*** Provided information

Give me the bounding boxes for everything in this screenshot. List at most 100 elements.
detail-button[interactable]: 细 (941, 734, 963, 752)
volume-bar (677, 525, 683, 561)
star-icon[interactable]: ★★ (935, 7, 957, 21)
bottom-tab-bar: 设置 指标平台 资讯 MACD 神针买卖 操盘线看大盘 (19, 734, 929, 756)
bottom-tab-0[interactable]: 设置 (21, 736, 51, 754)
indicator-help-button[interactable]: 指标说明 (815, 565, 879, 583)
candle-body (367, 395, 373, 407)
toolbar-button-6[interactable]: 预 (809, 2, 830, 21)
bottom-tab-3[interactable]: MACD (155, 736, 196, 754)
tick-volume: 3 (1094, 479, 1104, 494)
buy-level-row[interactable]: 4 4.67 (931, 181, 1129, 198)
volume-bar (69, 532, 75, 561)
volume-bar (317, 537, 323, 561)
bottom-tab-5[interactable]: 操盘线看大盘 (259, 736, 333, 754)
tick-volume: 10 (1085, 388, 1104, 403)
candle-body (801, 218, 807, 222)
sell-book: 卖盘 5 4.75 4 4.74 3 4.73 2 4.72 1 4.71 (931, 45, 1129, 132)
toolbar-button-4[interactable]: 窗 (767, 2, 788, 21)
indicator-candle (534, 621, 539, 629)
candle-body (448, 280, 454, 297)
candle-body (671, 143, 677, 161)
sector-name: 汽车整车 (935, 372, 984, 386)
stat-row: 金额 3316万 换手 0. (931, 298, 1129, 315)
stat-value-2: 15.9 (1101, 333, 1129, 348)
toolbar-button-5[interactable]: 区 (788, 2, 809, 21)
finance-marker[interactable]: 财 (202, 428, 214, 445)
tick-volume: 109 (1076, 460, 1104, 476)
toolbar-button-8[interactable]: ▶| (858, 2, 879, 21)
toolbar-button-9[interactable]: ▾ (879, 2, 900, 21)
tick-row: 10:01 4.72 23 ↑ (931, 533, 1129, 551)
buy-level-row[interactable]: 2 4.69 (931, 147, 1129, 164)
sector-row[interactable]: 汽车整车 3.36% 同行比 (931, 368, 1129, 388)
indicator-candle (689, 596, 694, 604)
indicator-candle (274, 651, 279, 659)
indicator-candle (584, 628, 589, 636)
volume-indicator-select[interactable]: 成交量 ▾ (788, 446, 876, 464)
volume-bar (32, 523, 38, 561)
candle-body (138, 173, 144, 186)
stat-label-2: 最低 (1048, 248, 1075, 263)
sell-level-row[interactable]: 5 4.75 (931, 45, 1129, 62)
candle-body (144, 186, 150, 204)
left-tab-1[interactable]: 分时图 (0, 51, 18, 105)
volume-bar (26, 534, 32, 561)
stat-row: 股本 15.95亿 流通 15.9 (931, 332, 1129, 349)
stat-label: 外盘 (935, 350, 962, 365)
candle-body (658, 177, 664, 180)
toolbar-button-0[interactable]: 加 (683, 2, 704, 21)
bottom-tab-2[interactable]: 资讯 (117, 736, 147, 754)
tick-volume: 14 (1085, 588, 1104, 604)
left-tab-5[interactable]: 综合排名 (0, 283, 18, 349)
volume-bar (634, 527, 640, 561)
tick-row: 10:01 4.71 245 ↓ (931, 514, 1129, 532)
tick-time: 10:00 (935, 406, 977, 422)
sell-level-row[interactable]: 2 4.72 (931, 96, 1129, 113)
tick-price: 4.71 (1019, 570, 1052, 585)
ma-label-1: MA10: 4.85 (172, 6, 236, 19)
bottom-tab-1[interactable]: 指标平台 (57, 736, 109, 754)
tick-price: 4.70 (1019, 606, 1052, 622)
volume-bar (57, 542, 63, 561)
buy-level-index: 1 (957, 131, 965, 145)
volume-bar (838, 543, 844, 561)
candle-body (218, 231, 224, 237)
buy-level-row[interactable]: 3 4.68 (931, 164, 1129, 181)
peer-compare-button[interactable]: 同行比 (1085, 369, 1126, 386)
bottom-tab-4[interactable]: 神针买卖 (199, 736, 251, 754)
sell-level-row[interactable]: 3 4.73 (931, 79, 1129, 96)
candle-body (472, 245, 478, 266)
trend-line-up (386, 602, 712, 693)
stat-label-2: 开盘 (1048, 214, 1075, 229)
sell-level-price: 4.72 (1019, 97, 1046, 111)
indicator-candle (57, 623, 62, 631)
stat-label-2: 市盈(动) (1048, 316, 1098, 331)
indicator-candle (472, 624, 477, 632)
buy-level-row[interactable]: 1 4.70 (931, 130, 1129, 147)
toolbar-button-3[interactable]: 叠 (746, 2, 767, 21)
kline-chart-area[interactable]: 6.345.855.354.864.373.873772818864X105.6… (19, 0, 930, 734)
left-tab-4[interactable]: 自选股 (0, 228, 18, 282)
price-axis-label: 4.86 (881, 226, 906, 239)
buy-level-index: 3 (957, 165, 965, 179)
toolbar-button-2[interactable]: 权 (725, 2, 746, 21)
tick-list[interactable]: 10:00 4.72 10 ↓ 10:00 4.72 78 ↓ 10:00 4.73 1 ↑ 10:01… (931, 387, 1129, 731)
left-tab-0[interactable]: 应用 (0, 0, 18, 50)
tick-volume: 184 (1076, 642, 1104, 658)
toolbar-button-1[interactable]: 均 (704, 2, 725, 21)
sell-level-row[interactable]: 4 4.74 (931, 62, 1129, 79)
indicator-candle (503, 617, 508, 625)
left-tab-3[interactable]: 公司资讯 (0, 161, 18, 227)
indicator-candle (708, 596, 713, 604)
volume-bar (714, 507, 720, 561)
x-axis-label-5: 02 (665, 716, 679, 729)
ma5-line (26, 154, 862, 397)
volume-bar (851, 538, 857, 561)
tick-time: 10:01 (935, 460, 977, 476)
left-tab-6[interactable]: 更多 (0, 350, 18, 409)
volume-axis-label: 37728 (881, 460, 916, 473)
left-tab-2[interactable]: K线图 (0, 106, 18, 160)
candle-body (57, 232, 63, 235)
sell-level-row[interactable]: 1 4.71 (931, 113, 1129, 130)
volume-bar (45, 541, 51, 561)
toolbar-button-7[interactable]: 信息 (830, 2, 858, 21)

******

● What to do: Write out the records word for word, from the beginning through the line containing "indicator-help-button[interactable]: 指标说明 (815, 565, 879, 583)", including that line.

● Reply:
Give me the bounding boxes for everything in this screenshot. List at most 100 elements.
detail-button[interactable]: 细 (941, 734, 963, 752)
volume-bar (677, 525, 683, 561)
star-icon[interactable]: ★★ (935, 7, 957, 21)
bottom-tab-bar: 设置 指标平台 资讯 MACD 神针买卖 操盘线看大盘 (19, 734, 929, 756)
bottom-tab-0[interactable]: 设置 (21, 736, 51, 754)
indicator-help-button[interactable]: 指标说明 (815, 565, 879, 583)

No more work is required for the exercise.